### What needs to be done
Go over the entries below line by line, copying each one that contains the word "text".

--- start of Records for the exercise ---

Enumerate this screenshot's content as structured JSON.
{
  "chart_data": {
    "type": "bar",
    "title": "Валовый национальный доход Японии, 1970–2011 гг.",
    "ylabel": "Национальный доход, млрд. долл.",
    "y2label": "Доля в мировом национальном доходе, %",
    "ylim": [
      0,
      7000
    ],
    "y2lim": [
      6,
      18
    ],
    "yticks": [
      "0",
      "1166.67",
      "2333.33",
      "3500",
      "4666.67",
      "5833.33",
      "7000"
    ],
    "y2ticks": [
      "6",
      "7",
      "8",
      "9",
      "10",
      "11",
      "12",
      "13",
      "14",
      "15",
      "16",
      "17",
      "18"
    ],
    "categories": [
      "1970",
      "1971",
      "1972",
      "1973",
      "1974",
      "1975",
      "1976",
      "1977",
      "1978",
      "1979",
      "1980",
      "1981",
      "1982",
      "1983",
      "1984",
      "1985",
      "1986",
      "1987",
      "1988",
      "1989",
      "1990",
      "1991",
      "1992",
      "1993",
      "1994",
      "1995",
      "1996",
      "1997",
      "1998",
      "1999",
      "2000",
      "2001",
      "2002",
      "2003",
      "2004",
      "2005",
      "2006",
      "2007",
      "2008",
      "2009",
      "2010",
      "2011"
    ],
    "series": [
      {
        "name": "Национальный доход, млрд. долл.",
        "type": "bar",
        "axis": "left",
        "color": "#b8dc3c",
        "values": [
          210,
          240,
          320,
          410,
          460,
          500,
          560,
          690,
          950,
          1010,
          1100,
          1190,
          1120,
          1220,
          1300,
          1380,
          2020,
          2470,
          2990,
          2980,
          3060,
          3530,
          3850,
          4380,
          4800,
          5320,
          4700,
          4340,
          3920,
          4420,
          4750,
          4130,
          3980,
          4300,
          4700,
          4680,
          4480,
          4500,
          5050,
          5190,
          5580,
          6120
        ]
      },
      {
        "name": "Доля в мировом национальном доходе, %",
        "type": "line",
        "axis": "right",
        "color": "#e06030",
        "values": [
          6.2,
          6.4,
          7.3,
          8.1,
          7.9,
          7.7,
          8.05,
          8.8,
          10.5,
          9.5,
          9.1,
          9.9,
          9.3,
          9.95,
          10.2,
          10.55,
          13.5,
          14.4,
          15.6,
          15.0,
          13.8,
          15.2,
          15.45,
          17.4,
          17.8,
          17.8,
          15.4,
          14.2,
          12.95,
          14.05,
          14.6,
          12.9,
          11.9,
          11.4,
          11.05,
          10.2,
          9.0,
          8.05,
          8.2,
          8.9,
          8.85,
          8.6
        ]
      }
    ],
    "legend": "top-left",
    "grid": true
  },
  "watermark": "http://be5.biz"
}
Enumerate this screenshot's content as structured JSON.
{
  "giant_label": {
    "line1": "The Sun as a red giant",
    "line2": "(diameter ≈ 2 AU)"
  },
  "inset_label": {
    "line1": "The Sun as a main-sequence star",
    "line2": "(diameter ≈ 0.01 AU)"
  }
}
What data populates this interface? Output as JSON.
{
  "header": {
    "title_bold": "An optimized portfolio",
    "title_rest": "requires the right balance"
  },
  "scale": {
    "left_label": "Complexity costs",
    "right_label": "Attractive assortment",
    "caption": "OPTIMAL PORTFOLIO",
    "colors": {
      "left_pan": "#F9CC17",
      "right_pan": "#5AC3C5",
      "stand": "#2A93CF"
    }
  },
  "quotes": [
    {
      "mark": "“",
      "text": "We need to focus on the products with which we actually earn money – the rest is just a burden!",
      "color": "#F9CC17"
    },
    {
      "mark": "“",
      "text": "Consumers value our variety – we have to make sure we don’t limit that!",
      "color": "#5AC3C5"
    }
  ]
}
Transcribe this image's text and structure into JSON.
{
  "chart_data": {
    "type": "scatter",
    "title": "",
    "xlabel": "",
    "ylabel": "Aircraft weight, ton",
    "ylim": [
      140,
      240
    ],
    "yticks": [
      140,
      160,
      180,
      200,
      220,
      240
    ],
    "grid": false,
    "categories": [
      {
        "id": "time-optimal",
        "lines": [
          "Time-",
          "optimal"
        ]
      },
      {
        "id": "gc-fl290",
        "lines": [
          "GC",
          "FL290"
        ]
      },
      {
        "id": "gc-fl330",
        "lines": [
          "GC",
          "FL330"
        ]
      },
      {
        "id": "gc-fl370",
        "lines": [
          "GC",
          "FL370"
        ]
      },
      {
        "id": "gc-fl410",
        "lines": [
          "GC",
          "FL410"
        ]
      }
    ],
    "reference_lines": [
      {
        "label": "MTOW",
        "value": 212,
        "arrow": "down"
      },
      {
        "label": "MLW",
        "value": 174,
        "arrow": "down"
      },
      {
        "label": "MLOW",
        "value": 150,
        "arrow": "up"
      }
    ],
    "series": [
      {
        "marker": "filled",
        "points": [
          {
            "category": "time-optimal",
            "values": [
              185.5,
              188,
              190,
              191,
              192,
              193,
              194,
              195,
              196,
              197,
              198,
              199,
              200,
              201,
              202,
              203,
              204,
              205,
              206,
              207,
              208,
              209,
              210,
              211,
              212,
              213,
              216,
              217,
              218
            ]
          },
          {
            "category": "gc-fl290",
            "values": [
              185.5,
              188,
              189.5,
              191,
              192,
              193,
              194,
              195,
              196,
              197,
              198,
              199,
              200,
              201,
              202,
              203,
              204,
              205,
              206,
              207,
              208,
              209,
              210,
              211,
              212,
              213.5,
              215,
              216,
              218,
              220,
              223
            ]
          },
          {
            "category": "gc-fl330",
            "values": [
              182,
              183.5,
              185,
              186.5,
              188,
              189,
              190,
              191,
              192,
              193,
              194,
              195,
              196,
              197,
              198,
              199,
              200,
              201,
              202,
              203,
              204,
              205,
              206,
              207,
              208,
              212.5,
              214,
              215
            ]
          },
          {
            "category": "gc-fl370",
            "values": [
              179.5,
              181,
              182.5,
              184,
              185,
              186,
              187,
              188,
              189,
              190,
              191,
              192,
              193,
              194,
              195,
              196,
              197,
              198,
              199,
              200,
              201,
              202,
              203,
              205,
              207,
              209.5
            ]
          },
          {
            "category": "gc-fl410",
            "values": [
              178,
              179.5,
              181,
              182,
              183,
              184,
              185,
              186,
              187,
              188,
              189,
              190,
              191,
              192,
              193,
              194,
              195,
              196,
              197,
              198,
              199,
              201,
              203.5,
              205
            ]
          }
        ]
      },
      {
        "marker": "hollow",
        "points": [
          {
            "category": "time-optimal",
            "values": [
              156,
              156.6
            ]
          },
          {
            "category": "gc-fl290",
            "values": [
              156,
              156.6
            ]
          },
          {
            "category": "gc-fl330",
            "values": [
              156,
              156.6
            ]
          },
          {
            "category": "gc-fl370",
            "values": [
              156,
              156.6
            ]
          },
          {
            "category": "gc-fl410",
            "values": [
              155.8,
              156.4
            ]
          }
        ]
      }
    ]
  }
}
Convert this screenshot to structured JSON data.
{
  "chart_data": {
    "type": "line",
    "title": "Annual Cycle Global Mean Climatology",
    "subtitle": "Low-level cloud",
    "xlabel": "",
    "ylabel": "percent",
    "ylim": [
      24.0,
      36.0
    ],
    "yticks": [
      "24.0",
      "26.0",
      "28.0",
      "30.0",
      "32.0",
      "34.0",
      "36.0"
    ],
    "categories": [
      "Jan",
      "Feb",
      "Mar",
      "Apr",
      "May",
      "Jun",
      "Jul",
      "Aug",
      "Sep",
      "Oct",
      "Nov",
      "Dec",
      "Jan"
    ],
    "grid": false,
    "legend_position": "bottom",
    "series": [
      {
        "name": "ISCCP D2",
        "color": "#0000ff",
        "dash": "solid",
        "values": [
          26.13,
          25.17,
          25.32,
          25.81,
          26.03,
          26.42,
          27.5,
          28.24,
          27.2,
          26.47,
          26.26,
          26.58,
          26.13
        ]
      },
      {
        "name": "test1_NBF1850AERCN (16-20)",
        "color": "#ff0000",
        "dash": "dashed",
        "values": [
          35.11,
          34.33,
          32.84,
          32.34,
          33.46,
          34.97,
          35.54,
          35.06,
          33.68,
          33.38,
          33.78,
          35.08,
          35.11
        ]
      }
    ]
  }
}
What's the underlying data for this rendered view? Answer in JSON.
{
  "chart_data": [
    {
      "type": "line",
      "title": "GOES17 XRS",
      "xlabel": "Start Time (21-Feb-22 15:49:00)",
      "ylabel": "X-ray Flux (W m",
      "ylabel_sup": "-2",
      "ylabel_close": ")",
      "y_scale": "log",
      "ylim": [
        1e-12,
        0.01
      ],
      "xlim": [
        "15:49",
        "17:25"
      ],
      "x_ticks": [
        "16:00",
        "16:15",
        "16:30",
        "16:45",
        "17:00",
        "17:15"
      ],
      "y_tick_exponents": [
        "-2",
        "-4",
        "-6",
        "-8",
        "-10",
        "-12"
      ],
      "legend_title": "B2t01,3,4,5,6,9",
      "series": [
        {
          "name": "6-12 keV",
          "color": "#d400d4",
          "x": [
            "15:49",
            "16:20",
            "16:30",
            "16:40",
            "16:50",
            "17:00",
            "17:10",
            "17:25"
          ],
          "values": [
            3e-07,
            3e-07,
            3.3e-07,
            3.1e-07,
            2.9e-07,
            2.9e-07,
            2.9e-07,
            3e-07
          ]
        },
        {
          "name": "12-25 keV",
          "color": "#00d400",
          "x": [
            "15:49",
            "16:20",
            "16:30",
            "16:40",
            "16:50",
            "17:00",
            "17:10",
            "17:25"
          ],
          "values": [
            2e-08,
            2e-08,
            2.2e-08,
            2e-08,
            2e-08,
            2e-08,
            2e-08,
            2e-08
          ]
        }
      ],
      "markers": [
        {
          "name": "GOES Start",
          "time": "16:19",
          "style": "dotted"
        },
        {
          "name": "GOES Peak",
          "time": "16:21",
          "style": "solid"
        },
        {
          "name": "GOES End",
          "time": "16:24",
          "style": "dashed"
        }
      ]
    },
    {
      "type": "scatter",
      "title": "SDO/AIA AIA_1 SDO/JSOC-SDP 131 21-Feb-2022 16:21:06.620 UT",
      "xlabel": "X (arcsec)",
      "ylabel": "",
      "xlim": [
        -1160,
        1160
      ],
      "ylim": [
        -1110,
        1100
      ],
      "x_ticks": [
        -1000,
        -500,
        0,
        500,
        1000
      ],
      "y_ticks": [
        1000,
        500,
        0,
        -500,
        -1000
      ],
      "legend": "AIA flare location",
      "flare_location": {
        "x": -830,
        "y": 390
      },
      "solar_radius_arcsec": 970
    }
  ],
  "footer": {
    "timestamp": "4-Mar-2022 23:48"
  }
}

--- end of Records for the exercise ---

### Output of the task
      "text": "We need to focus on the products with which we actually earn money – the rest is just a burden!",
      "text": "Consumers value our variety – we have to make sure we don’t limit that!",
Transcribe this image's text and structure into JSON.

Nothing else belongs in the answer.